§ **The request**:
Revise the material from the line that has "svg-text:O: O — [344, 87, 358, 109]" through the line that has "Localize each UI component in this width=800, height=551", replacing "Localize" with "Locate" and keeping everything else the same.

(Records in a dataset)
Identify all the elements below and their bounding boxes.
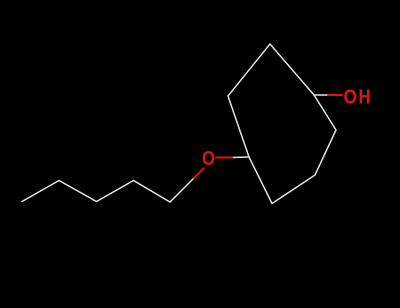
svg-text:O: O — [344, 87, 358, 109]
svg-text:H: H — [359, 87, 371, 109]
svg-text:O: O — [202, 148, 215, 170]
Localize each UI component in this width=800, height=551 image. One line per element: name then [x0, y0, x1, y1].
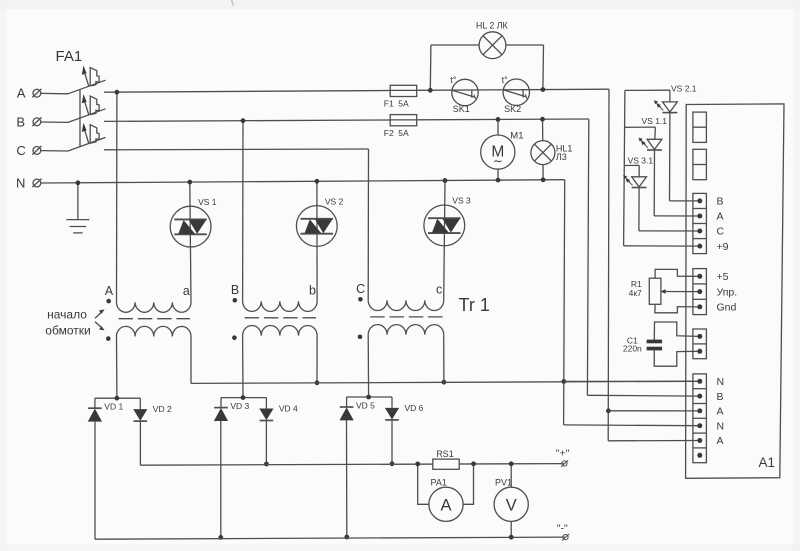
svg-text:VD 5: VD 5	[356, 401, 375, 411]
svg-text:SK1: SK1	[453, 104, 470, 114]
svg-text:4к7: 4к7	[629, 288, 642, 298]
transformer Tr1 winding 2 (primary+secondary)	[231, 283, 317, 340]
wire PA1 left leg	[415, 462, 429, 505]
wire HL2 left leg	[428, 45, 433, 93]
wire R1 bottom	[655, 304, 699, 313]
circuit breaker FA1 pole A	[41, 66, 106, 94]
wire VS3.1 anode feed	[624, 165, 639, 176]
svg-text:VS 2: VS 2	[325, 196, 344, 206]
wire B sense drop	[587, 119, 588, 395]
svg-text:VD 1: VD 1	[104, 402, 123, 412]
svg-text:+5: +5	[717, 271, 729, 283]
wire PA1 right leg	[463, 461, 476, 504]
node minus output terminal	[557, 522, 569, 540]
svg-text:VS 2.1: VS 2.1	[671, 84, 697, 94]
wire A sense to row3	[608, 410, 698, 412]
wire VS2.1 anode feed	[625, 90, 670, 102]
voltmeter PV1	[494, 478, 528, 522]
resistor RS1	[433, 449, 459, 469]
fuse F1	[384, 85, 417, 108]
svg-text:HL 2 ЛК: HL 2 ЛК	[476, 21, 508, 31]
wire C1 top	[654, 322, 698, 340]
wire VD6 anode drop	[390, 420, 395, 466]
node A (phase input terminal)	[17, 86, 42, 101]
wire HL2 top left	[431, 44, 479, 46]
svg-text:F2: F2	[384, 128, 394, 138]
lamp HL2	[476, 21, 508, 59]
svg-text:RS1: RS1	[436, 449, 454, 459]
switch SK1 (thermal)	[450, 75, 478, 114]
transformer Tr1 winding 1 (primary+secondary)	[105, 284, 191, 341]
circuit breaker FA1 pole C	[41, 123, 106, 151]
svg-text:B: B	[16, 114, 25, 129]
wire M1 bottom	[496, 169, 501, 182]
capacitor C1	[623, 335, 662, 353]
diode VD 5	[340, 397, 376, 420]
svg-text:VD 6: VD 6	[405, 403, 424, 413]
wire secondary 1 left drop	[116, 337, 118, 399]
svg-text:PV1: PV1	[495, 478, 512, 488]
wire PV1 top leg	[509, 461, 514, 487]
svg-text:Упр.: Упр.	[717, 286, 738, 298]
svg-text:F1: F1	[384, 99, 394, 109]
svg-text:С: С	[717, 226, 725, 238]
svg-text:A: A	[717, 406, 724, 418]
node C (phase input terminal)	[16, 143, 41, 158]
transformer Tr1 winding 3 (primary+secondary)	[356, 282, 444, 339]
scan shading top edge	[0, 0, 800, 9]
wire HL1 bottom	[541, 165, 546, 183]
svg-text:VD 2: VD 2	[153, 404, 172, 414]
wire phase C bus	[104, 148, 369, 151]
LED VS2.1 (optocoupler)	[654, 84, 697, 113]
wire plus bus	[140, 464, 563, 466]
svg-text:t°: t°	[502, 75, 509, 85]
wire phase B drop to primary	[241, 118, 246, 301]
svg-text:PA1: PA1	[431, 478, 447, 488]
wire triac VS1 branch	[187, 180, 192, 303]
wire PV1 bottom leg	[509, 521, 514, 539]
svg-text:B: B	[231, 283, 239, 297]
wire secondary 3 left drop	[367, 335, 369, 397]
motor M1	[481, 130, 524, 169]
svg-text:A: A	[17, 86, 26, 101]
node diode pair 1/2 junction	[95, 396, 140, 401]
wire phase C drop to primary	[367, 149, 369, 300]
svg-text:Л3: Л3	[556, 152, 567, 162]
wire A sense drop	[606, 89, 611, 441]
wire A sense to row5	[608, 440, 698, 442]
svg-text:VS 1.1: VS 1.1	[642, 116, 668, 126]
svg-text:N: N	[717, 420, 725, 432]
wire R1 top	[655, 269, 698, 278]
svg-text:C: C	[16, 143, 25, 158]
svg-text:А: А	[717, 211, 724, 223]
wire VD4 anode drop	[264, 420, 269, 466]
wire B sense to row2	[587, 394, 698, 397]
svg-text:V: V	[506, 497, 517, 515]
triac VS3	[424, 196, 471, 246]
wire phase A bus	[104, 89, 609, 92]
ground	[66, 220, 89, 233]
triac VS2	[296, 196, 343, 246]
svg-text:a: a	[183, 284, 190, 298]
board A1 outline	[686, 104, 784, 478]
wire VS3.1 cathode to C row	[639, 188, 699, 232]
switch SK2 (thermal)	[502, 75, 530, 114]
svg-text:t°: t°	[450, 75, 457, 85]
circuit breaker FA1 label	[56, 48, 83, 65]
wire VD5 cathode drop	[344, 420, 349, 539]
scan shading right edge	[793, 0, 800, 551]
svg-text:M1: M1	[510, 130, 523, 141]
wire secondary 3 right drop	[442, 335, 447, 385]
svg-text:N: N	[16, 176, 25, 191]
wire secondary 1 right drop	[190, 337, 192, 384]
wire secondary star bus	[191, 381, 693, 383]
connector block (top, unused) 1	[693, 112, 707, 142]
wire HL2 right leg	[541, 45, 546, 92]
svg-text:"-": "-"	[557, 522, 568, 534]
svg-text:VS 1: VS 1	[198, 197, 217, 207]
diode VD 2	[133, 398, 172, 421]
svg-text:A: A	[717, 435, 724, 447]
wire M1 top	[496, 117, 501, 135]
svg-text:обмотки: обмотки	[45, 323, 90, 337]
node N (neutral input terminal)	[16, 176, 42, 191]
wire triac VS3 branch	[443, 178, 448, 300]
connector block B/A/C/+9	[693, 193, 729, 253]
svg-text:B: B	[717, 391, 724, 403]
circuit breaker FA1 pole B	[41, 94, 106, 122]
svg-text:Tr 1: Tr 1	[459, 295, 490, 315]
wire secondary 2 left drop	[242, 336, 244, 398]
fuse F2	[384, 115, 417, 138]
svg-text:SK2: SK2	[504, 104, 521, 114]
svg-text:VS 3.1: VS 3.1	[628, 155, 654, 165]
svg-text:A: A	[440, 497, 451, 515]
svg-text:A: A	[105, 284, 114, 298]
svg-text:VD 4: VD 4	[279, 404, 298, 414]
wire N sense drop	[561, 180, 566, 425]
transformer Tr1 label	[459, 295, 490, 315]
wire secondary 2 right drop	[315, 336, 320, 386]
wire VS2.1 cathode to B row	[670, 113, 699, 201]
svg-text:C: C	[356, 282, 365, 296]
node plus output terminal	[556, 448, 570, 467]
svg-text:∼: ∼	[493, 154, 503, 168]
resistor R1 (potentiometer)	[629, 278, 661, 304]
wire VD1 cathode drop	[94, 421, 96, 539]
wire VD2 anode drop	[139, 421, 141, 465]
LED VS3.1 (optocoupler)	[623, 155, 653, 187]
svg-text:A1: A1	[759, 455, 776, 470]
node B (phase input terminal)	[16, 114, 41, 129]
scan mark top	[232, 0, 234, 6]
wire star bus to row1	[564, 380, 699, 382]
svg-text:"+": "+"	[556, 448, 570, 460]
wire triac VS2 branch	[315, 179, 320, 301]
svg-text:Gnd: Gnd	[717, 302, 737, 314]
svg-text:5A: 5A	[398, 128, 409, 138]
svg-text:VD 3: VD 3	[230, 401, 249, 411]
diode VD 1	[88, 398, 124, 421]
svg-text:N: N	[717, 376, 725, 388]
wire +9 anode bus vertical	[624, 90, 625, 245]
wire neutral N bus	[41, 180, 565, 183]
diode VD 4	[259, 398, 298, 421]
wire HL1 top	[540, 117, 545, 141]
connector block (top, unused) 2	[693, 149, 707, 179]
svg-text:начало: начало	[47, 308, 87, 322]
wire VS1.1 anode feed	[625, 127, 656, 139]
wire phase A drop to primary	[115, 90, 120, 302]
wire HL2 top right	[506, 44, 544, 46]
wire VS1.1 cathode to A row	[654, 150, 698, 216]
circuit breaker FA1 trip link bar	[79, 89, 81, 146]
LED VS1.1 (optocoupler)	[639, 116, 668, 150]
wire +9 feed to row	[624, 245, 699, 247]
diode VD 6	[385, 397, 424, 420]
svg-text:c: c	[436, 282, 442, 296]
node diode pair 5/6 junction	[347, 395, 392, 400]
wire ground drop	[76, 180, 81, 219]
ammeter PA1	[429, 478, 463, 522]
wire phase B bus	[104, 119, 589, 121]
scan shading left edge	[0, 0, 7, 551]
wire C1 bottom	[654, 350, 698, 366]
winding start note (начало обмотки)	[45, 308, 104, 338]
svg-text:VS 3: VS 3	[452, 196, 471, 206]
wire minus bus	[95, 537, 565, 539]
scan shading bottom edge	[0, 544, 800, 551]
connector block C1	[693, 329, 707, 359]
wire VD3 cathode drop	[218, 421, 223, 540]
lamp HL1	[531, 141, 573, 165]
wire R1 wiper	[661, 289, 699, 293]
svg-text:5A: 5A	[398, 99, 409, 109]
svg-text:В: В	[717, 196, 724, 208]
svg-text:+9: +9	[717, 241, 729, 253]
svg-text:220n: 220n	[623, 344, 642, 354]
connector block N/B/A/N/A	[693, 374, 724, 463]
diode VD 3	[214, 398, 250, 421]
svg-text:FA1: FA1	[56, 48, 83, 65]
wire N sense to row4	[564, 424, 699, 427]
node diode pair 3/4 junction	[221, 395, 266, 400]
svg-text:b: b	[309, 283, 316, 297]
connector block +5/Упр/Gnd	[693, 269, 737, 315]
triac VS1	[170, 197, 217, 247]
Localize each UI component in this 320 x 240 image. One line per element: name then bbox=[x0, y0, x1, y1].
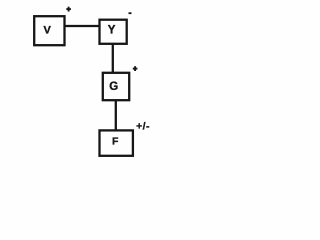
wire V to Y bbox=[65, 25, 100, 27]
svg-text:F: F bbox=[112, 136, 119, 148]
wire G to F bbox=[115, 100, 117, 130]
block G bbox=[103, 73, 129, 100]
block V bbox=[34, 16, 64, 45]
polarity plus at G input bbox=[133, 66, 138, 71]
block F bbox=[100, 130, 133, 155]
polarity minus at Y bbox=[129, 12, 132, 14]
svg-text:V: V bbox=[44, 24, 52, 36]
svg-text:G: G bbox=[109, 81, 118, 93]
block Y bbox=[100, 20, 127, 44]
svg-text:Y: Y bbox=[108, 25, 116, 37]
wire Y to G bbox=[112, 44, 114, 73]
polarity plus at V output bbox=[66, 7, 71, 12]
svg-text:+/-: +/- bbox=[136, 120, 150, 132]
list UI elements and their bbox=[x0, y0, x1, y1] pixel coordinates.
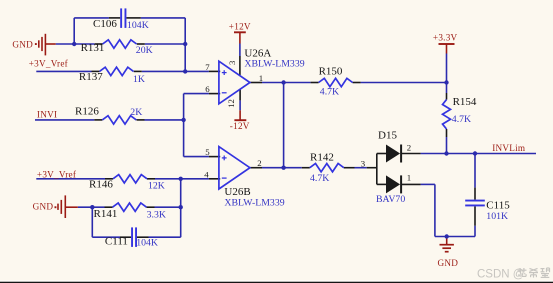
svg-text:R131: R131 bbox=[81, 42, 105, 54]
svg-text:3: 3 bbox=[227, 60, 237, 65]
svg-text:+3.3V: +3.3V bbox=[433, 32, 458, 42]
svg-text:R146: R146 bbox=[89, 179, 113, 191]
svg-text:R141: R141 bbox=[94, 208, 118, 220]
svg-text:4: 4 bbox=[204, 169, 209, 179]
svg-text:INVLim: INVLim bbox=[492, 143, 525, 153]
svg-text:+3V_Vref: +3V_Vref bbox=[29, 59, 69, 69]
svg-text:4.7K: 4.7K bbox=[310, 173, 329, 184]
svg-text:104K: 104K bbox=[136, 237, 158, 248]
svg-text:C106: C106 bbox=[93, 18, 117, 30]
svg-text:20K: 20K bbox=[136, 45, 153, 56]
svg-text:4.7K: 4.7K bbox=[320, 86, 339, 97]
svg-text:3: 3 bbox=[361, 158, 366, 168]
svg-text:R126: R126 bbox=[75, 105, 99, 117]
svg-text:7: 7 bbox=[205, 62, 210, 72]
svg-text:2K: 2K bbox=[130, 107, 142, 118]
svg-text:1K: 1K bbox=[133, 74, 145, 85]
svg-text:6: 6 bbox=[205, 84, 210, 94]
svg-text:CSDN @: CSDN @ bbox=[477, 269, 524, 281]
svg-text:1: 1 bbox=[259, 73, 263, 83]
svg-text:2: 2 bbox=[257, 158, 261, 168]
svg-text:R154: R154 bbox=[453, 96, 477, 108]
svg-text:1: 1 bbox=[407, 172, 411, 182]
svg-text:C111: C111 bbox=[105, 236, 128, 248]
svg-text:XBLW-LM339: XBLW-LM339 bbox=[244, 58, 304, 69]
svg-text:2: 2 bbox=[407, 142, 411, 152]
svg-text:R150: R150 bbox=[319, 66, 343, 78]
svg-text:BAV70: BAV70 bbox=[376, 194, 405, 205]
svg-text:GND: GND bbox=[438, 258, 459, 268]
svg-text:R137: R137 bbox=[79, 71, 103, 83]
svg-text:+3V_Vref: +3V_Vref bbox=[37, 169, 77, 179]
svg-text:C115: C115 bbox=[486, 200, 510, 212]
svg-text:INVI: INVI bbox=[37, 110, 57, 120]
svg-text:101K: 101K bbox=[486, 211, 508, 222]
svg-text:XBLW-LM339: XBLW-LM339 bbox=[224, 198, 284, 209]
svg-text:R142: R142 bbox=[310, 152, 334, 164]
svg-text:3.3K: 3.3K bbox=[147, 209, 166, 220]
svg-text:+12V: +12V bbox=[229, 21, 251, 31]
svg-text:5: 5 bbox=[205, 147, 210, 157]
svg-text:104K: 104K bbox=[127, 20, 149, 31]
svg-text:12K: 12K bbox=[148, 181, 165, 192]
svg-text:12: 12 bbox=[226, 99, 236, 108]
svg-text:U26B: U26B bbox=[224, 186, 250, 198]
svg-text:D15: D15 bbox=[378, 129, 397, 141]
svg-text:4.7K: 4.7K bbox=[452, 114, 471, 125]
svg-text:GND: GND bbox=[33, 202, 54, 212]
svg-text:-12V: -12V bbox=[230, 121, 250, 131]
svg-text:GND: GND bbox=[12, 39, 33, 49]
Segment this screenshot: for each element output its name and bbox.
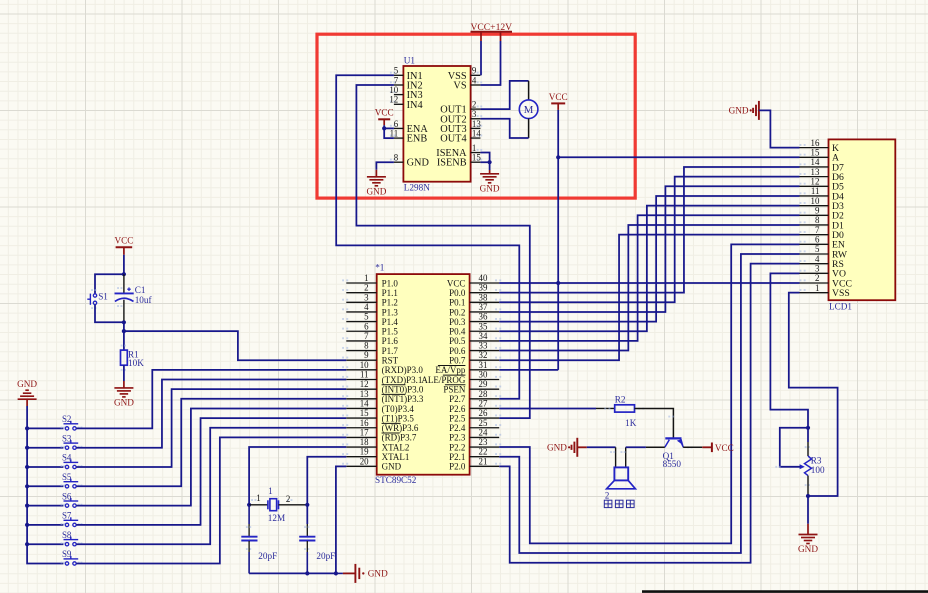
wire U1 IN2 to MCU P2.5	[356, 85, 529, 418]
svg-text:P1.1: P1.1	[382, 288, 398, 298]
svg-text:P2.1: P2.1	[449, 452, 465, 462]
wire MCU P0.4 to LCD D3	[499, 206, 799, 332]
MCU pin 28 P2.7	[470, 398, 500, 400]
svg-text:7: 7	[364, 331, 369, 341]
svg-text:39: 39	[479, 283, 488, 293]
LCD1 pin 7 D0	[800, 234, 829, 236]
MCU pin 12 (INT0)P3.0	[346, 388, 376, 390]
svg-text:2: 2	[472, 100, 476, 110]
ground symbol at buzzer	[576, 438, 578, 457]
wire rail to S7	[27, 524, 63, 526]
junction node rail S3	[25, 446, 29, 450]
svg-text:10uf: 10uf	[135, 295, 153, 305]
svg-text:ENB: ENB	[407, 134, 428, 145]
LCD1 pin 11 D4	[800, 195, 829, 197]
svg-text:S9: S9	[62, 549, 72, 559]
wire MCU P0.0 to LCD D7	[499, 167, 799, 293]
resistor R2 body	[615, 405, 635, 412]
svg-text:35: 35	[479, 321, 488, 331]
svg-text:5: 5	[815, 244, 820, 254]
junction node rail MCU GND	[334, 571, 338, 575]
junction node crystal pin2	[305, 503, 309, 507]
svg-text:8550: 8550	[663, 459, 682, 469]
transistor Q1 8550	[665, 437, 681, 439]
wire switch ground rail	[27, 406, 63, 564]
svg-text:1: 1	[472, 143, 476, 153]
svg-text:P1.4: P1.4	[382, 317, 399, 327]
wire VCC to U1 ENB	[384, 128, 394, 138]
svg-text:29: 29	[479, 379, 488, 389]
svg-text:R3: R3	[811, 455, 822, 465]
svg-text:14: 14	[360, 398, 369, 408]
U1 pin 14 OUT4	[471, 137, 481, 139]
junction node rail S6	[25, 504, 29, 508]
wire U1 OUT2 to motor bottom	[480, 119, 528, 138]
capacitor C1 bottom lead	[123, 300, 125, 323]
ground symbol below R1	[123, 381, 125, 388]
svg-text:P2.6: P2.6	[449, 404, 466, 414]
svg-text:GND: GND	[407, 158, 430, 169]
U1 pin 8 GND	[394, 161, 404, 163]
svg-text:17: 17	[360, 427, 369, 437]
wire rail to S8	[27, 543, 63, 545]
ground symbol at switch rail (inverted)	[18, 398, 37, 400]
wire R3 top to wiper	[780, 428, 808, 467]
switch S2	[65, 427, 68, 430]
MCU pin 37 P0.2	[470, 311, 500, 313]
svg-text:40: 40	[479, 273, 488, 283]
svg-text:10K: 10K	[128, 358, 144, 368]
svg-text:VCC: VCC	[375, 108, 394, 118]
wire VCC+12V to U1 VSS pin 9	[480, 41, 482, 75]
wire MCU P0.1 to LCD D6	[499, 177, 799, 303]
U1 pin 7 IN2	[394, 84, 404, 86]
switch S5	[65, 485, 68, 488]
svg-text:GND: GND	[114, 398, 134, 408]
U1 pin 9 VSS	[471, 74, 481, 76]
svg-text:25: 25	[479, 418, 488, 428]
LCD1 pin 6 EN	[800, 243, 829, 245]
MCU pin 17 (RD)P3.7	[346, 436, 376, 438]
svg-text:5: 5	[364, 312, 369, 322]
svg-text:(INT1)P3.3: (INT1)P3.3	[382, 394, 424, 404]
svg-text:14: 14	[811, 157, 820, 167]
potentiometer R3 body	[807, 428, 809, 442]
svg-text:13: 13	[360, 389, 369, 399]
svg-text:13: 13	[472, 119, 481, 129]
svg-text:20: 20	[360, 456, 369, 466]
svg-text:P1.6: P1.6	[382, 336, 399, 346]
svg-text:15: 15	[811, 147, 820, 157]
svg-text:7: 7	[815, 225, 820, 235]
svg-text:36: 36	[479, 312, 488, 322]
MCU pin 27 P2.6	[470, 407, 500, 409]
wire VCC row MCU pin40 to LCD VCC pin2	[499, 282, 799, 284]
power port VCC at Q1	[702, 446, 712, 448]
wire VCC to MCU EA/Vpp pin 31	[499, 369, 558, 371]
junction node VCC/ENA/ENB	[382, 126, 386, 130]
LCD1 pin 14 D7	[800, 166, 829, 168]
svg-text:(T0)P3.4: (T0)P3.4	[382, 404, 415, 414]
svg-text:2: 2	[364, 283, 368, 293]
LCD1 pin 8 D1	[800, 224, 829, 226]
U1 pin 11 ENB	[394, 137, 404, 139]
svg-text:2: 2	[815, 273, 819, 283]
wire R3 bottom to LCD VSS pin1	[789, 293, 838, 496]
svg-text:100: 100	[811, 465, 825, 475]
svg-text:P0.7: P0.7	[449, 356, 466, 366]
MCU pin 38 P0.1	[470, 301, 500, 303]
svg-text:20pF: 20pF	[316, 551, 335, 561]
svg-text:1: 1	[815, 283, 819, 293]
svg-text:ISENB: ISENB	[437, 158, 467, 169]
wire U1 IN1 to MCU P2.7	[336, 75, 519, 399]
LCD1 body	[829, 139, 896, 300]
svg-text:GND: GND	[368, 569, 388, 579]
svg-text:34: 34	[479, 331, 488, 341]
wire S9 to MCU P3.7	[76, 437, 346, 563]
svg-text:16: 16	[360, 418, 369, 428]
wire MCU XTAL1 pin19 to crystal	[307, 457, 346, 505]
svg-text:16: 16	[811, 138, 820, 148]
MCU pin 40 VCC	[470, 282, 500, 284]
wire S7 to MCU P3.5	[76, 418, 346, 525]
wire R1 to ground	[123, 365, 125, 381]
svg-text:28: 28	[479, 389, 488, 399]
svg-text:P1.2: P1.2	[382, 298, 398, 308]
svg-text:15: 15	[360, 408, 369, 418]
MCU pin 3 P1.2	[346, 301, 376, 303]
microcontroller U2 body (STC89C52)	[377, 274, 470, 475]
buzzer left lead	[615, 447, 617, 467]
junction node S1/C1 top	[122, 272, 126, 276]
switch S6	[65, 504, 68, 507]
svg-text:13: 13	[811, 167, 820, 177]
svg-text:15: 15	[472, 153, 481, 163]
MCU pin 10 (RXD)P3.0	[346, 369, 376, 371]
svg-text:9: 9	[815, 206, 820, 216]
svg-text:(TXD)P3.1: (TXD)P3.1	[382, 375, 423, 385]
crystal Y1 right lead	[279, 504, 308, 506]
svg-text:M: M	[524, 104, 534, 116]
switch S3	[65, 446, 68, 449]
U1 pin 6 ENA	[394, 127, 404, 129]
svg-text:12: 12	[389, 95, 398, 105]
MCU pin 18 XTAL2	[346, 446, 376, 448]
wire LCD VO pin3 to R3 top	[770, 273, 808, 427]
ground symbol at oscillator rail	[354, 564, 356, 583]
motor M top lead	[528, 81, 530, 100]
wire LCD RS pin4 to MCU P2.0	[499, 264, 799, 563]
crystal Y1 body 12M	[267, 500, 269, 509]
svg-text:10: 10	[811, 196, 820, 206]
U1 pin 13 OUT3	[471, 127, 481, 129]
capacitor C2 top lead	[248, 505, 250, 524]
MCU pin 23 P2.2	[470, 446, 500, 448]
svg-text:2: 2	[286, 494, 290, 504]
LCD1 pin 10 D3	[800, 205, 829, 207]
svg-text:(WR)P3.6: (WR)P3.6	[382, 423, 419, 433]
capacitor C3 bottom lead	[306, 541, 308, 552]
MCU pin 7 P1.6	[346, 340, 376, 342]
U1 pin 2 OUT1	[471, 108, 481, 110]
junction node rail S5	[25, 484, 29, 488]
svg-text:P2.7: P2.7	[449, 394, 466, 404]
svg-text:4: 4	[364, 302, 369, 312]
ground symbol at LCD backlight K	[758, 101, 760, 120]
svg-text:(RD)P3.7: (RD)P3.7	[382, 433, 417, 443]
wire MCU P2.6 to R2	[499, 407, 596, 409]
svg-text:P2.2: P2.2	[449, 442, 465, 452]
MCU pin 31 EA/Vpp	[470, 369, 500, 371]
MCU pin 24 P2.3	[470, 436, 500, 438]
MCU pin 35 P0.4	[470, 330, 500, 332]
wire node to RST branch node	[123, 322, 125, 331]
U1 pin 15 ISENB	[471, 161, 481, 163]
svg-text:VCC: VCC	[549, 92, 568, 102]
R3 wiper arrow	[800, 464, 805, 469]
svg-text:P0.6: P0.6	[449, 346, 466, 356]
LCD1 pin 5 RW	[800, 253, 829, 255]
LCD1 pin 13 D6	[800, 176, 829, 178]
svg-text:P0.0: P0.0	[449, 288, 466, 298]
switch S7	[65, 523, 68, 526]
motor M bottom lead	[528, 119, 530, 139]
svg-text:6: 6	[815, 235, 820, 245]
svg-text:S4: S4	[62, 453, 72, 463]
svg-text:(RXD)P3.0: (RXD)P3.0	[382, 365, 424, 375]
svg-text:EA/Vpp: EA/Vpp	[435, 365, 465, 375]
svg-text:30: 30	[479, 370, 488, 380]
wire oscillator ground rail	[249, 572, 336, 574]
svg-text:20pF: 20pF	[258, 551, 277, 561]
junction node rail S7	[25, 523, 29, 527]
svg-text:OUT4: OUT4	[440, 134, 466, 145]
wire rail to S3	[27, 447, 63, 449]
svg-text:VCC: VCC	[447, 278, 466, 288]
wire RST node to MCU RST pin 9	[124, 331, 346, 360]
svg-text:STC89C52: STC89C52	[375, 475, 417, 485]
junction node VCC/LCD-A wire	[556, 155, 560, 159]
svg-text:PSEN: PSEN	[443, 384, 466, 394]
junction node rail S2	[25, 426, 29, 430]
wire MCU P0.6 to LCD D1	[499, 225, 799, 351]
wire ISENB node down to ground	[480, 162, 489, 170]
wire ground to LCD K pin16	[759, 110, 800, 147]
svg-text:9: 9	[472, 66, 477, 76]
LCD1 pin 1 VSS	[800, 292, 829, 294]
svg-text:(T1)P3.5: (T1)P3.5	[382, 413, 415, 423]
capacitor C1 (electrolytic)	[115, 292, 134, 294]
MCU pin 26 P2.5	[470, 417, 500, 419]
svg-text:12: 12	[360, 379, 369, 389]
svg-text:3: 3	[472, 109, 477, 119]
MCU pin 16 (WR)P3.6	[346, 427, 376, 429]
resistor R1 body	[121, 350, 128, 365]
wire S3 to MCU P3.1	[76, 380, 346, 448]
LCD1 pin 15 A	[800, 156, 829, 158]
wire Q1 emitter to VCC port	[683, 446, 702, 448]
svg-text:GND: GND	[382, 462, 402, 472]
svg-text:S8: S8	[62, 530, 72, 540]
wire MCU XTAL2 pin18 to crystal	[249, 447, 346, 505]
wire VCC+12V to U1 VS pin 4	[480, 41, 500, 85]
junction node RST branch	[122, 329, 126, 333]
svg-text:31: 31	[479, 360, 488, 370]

§ **Task solution**:
svg-text:O: O — [344, 87, 358, 109]
svg-text:H: H — [359, 87, 371, 109]
svg-text:O: O — [202, 148, 215, 170]
Locate each UI component in this width=800, height=551 image. One line per element: name then [x0, y0, x1, y1].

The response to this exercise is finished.